> Provided data:
########

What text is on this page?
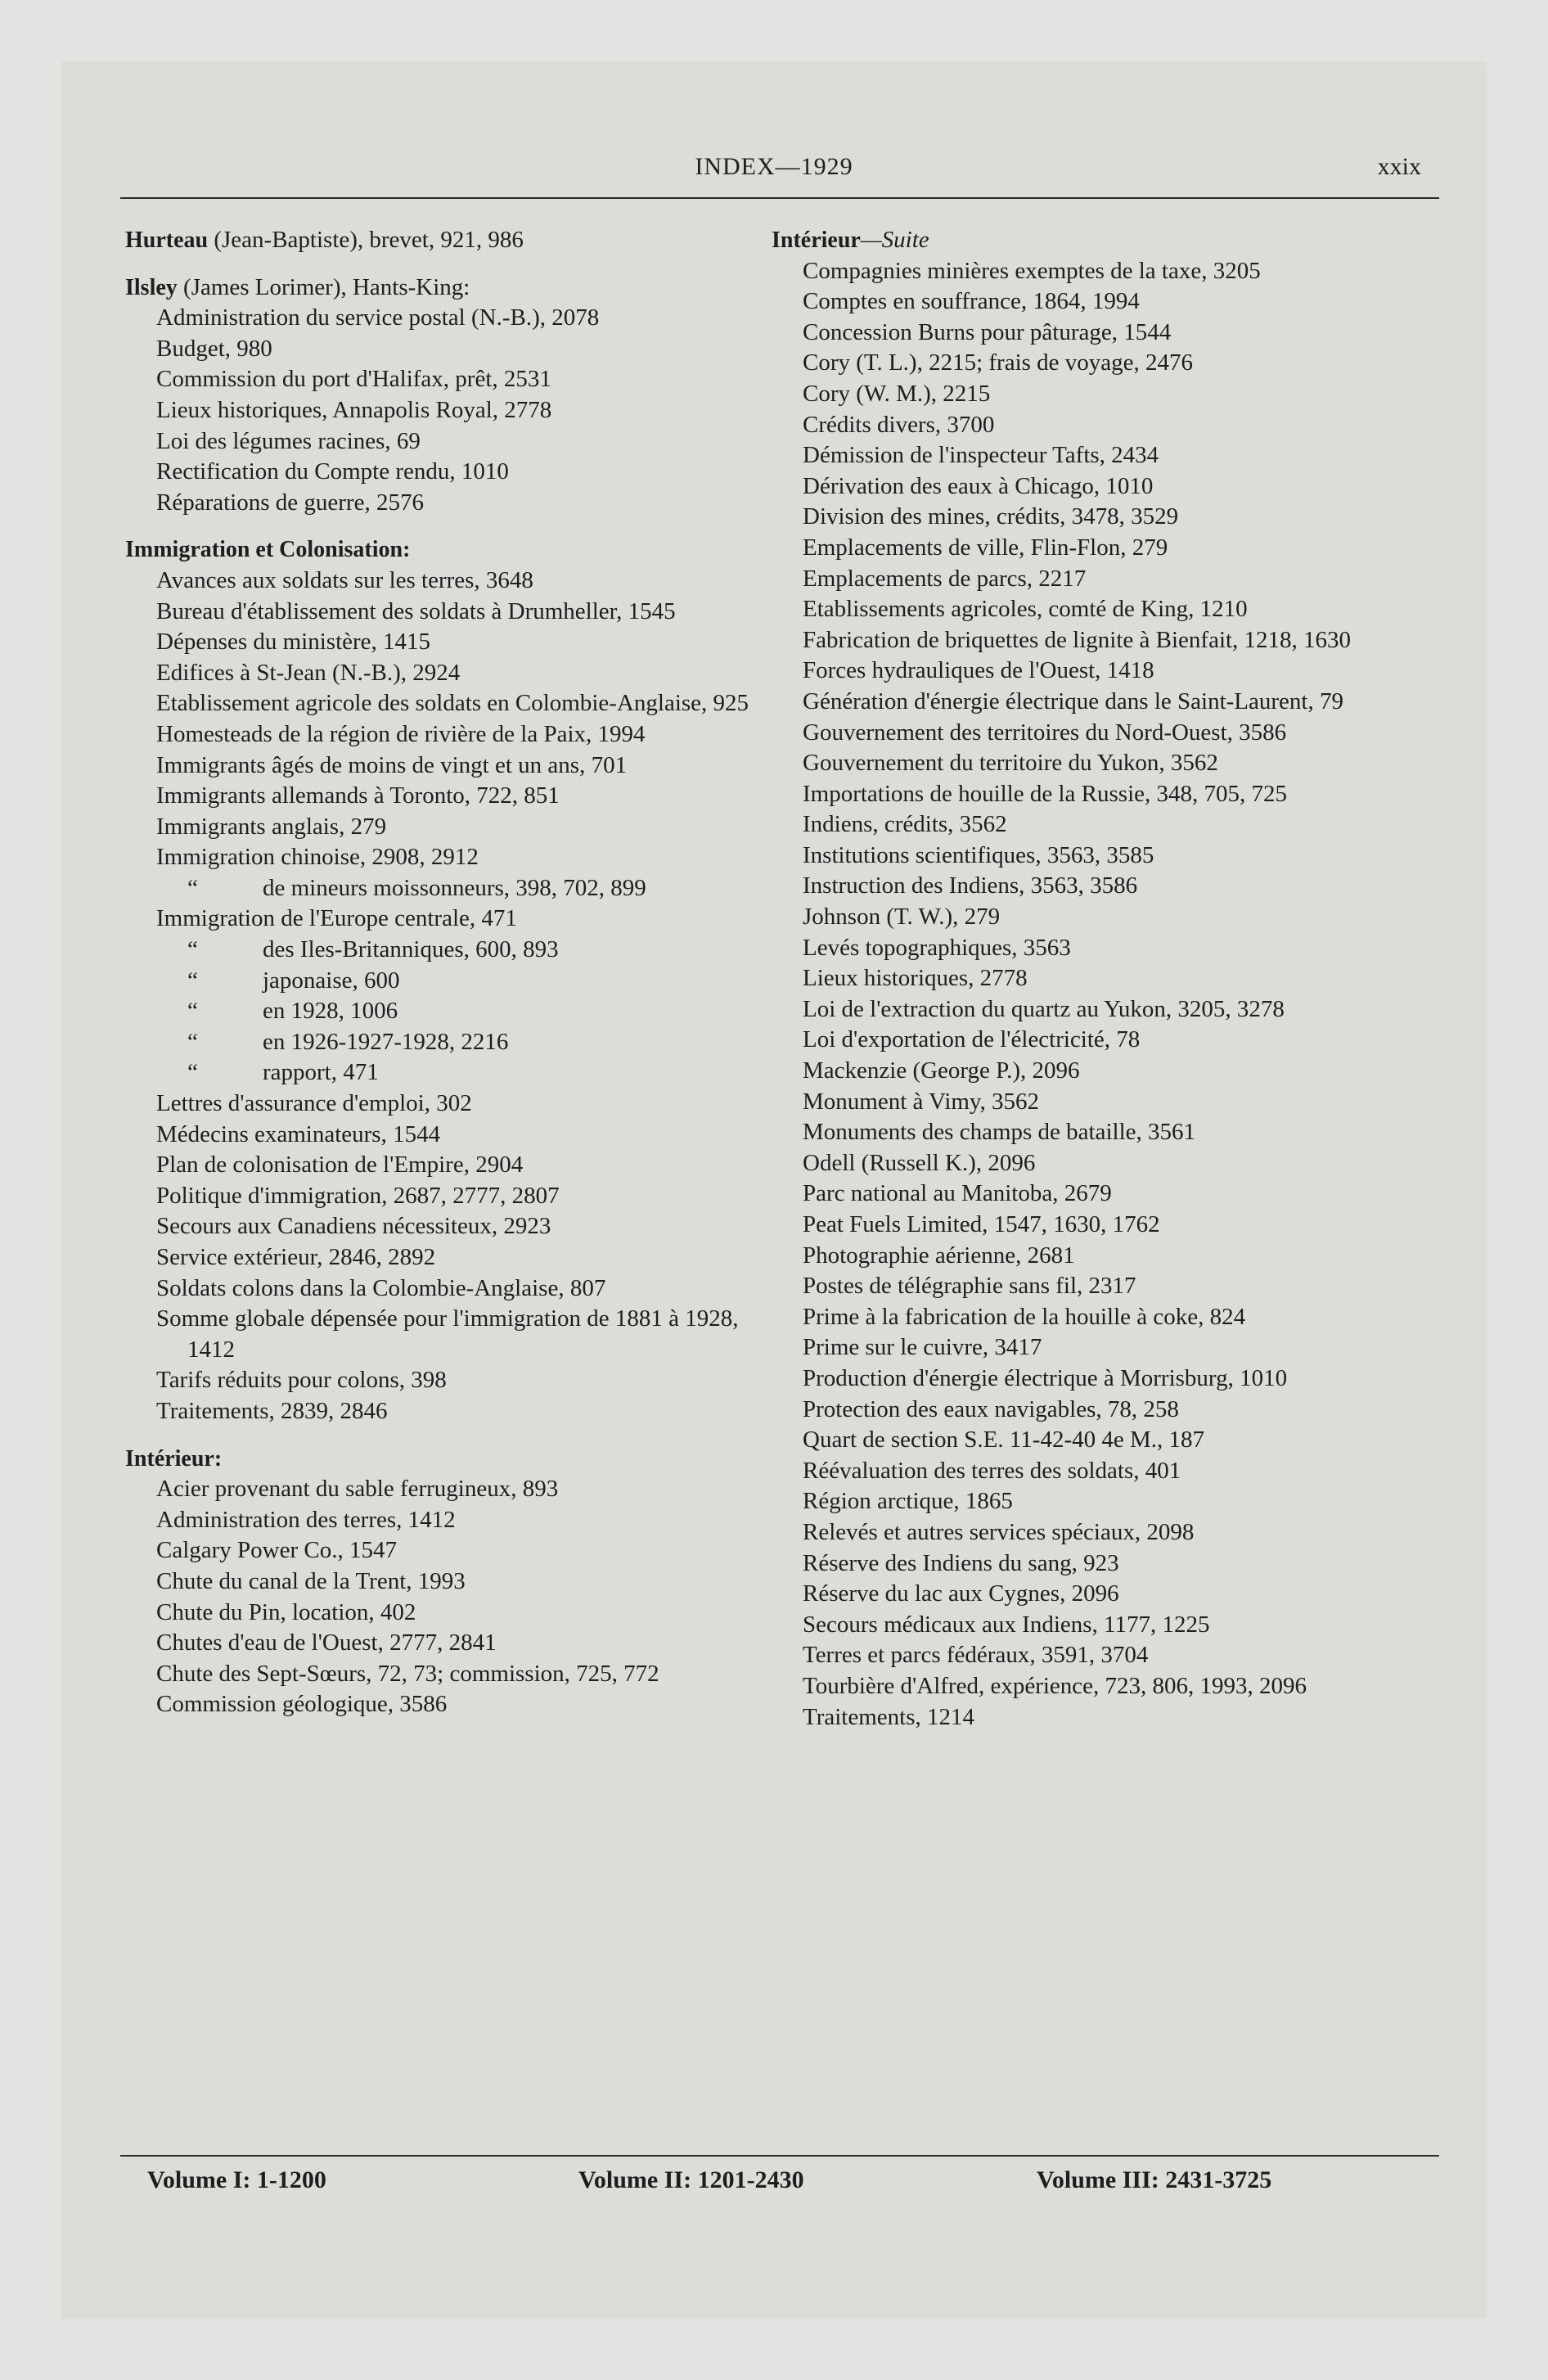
INDEX—1929	xxix
Hurteau (Jean-Baptiste), brevet, 921, 986
Ilsley (James Lorimer), Hants-King:
Administration du service postal (N.-B.), 2078
Budget, 980
Commission du port d'Halifax, prêt, 2531
Lieux historiques, Annapolis Royal, 2778
Loi des légumes racines, 69
Rectification du Compte rendu, 1010
Réparations de guerre, 2576
Immigration et Colonisation:
Avances aux soldats sur les terres, 3648
Bureau d'établissement des soldats à Drumheller, 1545
Dépenses du ministère, 1415
Edifices à St-Jean (N.-B.), 2924
Etablissement agricole des soldats en Colombie-Anglaise, 925
Homesteads de la région de rivière de la Paix, 1994
Immigrants âgés de moins de vingt et un ans, 701
Immigrants allemands à Toronto, 722, 851
Immigrants anglais, 279
Immigration chinoise, 2908, 2912
“	de mineurs moissonneurs, 398, 702, 899
Immigration de l'Europe centrale, 471
“	des Iles-Britanniques, 600, 893
“	japonaise, 600
“	en 1928, 1006
“	en 1926-1927-1928, 2216
“	rapport, 471
Lettres d'assurance d'emploi, 302
Médecins examinateurs, 1544
Plan de colonisation de l'Empire, 2904
Politique d'immigration, 2687, 2777, 2807
Secours aux Canadiens nécessiteux, 2923
Service extérieur, 2846, 2892
Soldats colons dans la Colombie-Anglaise, 807
Somme globale dépensée pour l'immigration de 1881 à 1928, 1412
Tarifs réduits pour colons, 398
Traitements, 2839, 2846
Intérieur:
Acier provenant du sable ferrugineux, 893
Administration des terres, 1412
Calgary Power Co., 1547
Chute du canal de la Trent, 1993
Chute du Pin, location, 402
Chutes d'eau de l'Ouest, 2777, 2841
Chute des Sept-Sœurs, 72, 73; commission, 725, 772
Commission géologique, 3586
Intérieur—Suite
Compagnies minières exemptes de la taxe, 3205
Comptes en souffrance, 1864, 1994
Concession Burns pour pâturage, 1544
Cory (T. L.), 2215; frais de voyage, 2476
Cory (W. M.), 2215
Crédits divers, 3700
Démission de l'inspecteur Tafts, 2434
Dérivation des eaux à Chicago, 1010
Division des mines, crédits, 3478, 3529
Emplacements de ville, Flin-Flon, 279
Emplacements de parcs, 2217
Etablissements agricoles, comté de King, 1210
Fabrication de briquettes de lignite à Bienfait, 1218, 1630
Forces hydrauliques de l'Ouest, 1418
Génération d'énergie électrique dans le Saint-Laurent, 79
Gouvernement des territoires du Nord-Ouest, 3586
Gouvernement du territoire du Yukon, 3562
Importations de houille de la Russie, 348, 705, 725
Indiens, crédits, 3562
Institutions scientifiques, 3563, 3585
Instruction des Indiens, 3563, 3586
Johnson (T. W.), 279
Levés topographiques, 3563
Lieux historiques, 2778
Loi de l'extraction du quartz au Yukon, 3205, 3278
Loi d'exportation de l'électricité, 78
Mackenzie (George P.), 2096
Monument à Vimy, 3562
Monuments des champs de bataille, 3561
Odell (Russell K.), 2096
Parc national au Manitoba, 2679
Peat Fuels Limited, 1547, 1630, 1762
Photographie aérienne, 2681
Postes de télégraphie sans fil, 2317
Prime à la fabrication de la houille à coke, 824
Prime sur le cuivre, 3417
Production d'énergie électrique à Morrisburg, 1010
Protection des eaux navigables, 78, 258
Quart de section S.E. 11-42-40 4e M., 187
Réévaluation des terres des soldats, 401
Région arctique, 1865
Relevés et autres services spéciaux, 2098
Réserve des Indiens du sang, 923
Réserve du lac aux Cygnes, 2096
Secours médicaux aux Indiens, 1177, 1225
Terres et parcs fédéraux, 3591, 3704
Tourbière d'Alfred, expérience, 723, 806, 1993, 2096
Traitements, 1214
Volume I: 1-1200	Volume II: 1201-2430	Volume III: 2431-3725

########

> Stated goal: Filter the records, keeping only lines that contain "Jean", and show those lines.

> Correct result:
Hurteau (Jean-Baptiste), brevet, 921, 986
Edifices à St-Jean (N.-B.), 2924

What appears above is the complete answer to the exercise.